Fino a pochi anni or sono, poi, l’Istituto esprimeva una governance, modulata, nel sistema duale, su più organismi, nominati dal Governo e in rappresentanza delle parti sociali. Oggi, ad essere franchi, il profilo istituzionale è quello di “un uomo solo al comando”, visti i poteri che si concentrano nelle mani di un  presidente, il quale, nella persona di Tito Boeri, è un prestigioso intellettuale, evidentemente tentato di far passare le proprie idee avvalendosi della “gioiosa macchina da guerra” dell’Ente previdenziale più importante d’Europa. Ecco, allora, che Boeri svolge il suo ruolo quando dichiara di voler cambiare le modalità di erogazione delle pensioni, sia per rendere più snello il procedimento amministrativo, sia per venire incontro alle esigenze degli utenti (che fine ha fatto il processo di unificazione tra i diversi enti incorporati?);  o quando vuole che l’Istituto finalmente sia in grado di comunicare agli iscritti la possibile evoluzione della loro posizione assicurativa e di unificare in un’unica erogazione spezzoni di trattamento ereditati da ordinamenti anch’essi frantumati. Più discutibile è la presunta azione di trasparenza che porta a denunciare talune incongruenze del sistema arrivando ad un passo dal criminalizzare intere categorie, i cui trattamenti hanno avuto pur sempre un riferimento in particolari norme di legge.

*Problema 1:*
Secondo il brano del documento, chi ricopre la carica di presidente dell'Istituto?

*Elenco disponibile:*
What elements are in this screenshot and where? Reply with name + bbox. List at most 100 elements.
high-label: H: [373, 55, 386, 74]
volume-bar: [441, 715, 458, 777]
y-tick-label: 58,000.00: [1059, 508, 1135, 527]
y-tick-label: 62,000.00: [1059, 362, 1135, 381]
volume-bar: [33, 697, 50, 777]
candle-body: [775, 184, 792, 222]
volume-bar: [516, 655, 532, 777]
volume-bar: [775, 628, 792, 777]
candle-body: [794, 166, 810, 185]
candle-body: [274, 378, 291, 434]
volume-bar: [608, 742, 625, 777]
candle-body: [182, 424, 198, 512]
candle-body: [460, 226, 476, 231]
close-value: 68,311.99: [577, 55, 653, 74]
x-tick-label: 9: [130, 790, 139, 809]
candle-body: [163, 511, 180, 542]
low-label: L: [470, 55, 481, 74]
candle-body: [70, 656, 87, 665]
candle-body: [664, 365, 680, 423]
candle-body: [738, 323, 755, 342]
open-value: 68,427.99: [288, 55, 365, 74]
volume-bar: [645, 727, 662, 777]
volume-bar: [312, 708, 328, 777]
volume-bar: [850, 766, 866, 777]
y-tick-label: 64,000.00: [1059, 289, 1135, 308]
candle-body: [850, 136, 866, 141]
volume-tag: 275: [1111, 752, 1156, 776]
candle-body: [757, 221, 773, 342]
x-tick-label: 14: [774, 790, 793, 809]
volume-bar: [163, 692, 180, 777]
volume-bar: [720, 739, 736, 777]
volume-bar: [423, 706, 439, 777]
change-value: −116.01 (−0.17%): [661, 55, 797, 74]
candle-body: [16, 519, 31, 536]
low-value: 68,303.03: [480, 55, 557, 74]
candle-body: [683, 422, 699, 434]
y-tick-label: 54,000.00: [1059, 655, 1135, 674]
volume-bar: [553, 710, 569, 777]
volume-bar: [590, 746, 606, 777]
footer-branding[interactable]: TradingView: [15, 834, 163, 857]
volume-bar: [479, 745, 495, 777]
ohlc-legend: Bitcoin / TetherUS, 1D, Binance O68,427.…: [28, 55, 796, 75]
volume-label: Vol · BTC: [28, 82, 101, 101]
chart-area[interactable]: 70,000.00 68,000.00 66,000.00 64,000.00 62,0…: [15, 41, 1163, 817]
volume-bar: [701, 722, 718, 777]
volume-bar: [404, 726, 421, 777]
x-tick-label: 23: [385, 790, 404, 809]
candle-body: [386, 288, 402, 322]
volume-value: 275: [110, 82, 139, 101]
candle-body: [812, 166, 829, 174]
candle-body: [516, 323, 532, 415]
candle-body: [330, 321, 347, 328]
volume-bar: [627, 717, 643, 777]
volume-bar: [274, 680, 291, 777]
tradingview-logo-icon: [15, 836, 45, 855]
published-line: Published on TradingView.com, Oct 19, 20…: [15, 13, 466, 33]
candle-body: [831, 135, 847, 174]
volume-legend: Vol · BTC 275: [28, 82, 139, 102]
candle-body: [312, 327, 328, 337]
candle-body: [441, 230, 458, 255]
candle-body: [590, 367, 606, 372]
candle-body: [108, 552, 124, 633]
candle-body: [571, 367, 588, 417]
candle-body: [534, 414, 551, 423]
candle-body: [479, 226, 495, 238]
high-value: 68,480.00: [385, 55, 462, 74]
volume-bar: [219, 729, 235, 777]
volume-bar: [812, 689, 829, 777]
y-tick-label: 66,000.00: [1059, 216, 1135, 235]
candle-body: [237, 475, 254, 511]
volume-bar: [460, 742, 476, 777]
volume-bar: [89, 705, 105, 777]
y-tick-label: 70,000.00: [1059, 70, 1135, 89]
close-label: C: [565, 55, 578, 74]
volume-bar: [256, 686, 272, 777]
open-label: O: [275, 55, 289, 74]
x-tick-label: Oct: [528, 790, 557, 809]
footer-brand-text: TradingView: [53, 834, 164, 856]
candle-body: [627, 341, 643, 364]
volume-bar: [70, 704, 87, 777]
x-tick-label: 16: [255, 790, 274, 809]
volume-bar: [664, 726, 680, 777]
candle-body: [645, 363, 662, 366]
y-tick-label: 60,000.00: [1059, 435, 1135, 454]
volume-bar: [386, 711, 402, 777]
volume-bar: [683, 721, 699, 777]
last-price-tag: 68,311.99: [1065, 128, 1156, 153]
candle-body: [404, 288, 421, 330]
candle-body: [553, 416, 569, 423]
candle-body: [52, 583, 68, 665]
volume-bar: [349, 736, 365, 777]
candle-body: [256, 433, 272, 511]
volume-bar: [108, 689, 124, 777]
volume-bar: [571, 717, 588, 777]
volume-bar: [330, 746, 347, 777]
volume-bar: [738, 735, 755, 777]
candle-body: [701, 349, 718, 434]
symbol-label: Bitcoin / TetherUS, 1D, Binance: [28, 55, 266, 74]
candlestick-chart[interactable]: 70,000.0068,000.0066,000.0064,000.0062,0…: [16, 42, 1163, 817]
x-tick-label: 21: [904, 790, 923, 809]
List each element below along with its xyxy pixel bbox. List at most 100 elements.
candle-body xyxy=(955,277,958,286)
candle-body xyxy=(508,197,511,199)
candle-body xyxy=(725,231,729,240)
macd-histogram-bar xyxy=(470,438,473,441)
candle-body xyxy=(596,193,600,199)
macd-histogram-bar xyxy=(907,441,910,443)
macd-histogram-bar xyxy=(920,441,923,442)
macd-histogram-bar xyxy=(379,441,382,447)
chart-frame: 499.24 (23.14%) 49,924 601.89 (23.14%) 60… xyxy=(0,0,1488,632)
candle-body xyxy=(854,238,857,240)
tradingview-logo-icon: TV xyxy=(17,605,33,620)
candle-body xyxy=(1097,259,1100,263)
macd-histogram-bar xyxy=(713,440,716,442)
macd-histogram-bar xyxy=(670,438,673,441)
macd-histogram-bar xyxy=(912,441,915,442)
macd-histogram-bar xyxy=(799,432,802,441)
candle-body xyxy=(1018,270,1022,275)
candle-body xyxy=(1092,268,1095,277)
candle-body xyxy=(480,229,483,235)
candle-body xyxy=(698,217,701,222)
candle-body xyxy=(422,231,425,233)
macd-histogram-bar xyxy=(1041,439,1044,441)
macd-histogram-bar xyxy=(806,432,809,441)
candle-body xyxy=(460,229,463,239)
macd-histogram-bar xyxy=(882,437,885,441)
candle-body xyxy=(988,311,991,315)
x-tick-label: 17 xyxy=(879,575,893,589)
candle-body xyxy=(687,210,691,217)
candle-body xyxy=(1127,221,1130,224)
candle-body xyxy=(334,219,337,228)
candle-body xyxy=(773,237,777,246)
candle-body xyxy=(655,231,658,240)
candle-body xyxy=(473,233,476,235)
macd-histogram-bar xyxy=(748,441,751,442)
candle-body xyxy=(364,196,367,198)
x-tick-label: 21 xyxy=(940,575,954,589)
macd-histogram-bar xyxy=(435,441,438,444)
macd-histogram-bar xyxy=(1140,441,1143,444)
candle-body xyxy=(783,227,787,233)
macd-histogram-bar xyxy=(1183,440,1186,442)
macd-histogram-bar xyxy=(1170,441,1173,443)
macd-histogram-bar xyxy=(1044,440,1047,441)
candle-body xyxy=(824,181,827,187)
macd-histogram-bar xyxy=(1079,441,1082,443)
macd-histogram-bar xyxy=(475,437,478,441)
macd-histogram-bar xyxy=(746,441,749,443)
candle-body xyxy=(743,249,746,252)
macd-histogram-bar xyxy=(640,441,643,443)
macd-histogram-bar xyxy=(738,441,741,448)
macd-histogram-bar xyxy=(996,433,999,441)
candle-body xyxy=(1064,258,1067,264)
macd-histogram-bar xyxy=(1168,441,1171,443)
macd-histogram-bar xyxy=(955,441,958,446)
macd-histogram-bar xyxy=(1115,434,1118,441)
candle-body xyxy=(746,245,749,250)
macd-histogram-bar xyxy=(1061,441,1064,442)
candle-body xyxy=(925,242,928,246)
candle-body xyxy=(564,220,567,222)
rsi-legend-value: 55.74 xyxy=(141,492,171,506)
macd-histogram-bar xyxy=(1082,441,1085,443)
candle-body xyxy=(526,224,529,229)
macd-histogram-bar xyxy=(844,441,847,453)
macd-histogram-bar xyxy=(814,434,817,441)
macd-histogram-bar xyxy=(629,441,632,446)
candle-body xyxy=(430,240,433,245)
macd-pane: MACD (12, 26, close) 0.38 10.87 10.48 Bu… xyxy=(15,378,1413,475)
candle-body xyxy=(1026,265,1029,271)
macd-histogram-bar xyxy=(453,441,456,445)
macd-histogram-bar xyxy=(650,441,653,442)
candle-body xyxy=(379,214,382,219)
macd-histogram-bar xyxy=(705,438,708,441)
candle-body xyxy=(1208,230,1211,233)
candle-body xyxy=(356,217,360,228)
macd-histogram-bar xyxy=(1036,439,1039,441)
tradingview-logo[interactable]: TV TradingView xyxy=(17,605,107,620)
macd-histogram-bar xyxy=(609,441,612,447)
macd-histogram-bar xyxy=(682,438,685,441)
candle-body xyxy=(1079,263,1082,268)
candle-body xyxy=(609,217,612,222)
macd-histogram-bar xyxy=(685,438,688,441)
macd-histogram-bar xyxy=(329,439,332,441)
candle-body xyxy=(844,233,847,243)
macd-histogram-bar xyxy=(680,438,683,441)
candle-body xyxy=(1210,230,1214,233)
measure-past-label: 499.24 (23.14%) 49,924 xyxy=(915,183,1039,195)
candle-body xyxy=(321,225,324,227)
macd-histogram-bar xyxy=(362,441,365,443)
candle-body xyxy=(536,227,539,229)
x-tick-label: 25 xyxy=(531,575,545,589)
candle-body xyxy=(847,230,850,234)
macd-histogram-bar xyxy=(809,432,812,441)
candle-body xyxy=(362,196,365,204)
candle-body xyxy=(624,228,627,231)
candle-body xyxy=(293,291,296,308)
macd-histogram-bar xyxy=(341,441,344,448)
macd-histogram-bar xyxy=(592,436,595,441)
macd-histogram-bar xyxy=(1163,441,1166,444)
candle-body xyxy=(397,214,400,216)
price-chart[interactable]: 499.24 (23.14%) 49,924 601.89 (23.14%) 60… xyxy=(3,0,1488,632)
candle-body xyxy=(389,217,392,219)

*Problema 2:*
Ricopia dall'elenco tutto ciò che va dall'inizio fino alla riga che contiene "candle-body: [274, 378, 291, 434]", entrambe le estremità incluse.

*Risultato 1:*
Tito Boeri.

*Risultato 2:*
What elements are in this screenshot and where? Reply with name + bbox. List at most 100 elements.
high-label: H: [373, 55, 386, 74]
volume-bar: [441, 715, 458, 777]
y-tick-label: 58,000.00: [1059, 508, 1135, 527]
y-tick-label: 62,000.00: [1059, 362, 1135, 381]
volume-bar: [33, 697, 50, 777]
candle-body: [775, 184, 792, 222]
volume-bar: [516, 655, 532, 777]
volume-bar: [775, 628, 792, 777]
candle-body: [794, 166, 810, 185]
candle-body: [274, 378, 291, 434]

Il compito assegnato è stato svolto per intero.